Saved entries:
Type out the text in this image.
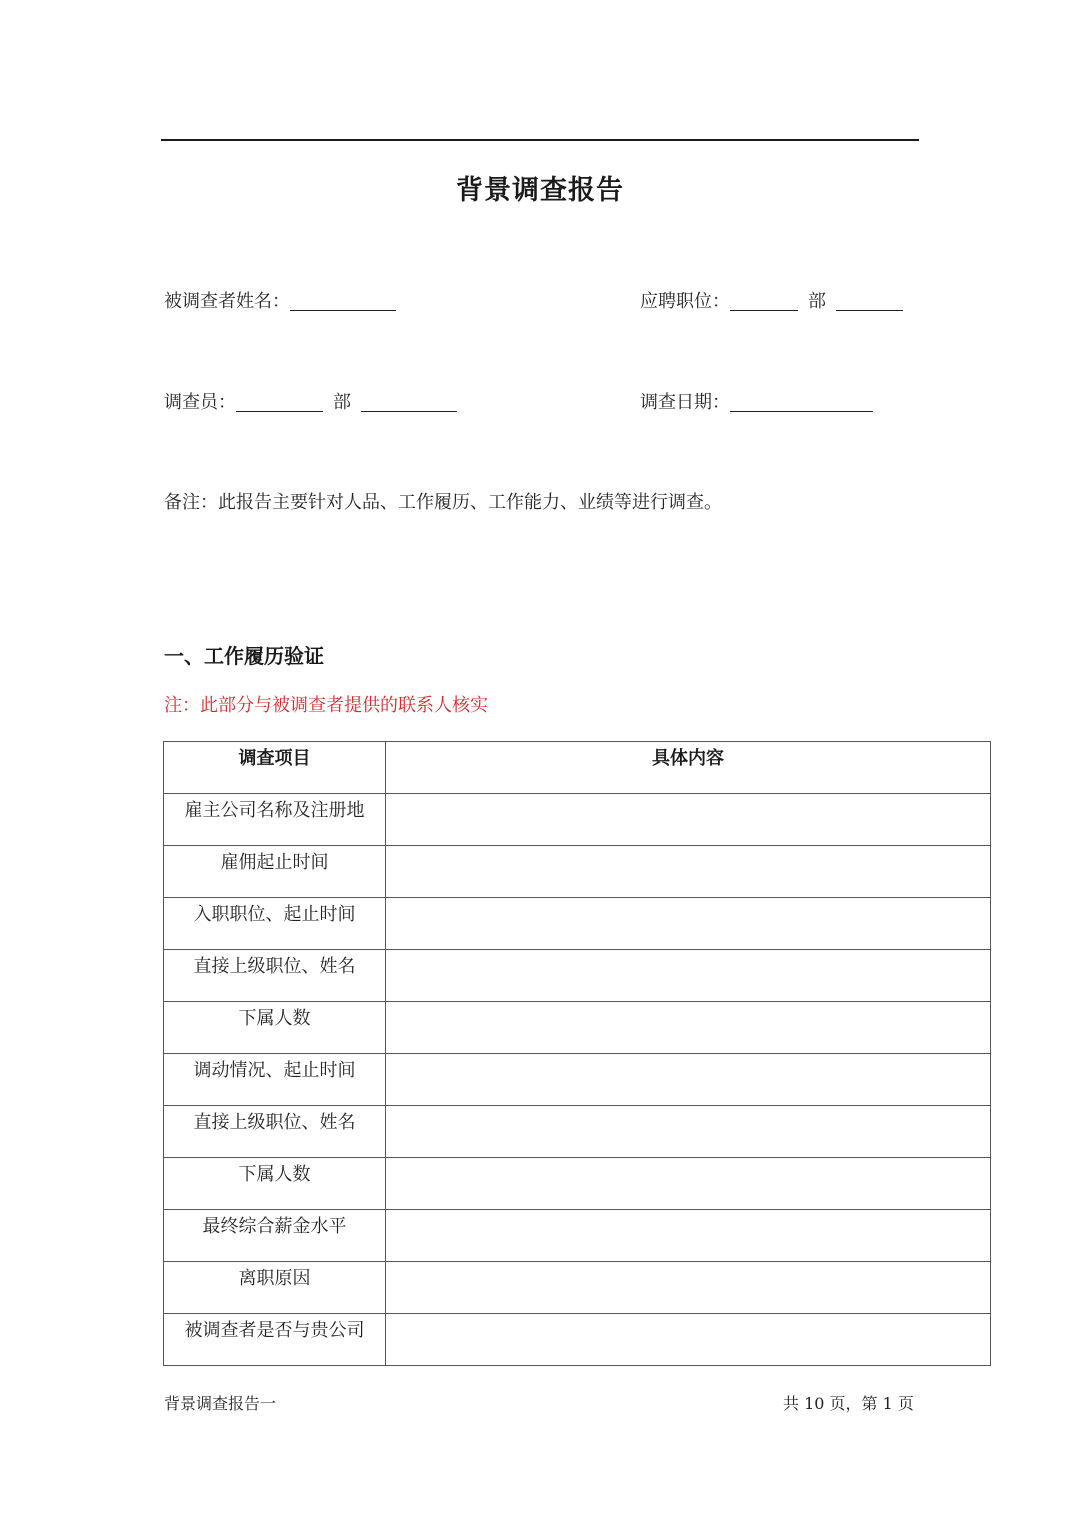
背景调查报告
被调查者姓名：	应聘职位：	部
调查员：	部	调查日期：
备注：此报告主要针对人品、工作履历、工作能力、业绩等进行调查。
一、工作履历验证
注：此部分与被调查者提供的联系人核实
调查项目	具体内容

雇主公司名称及注册地	

雇佣起止时间	

入职职位、起止时间	

直接上级职位、姓名	

下属人数	

调动情况、起止时间	

直接上级职位、姓名	

下属人数	

最终综合薪金水平	

离职原因	

被调查者是否与贵公司	

背景调查报告一	共 10 页，第 1 页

WORK TO COMPLETE –
Copy the listing over exactly, skipping the pictures it holds.

IN RESPONSE –
Type out the text in this image.
背景调查报告
被调查者姓名：	应聘职位：	部
调查员：	部	调查日期：
备注：此报告主要针对人品、工作履历、工作能力、业绩等进行调查。
一、工作履历验证
注：此部分与被调查者提供的联系人核实
调查项目	具体内容

雇主公司名称及注册地	

雇佣起止时间	

入职职位、起止时间	

直接上级职位、姓名	

下属人数	

调动情况、起止时间	

直接上级职位、姓名	

下属人数	

最终综合薪金水平	

离职原因	

被调查者是否与贵公司	

背景调查报告一	共 10 页，第 1 页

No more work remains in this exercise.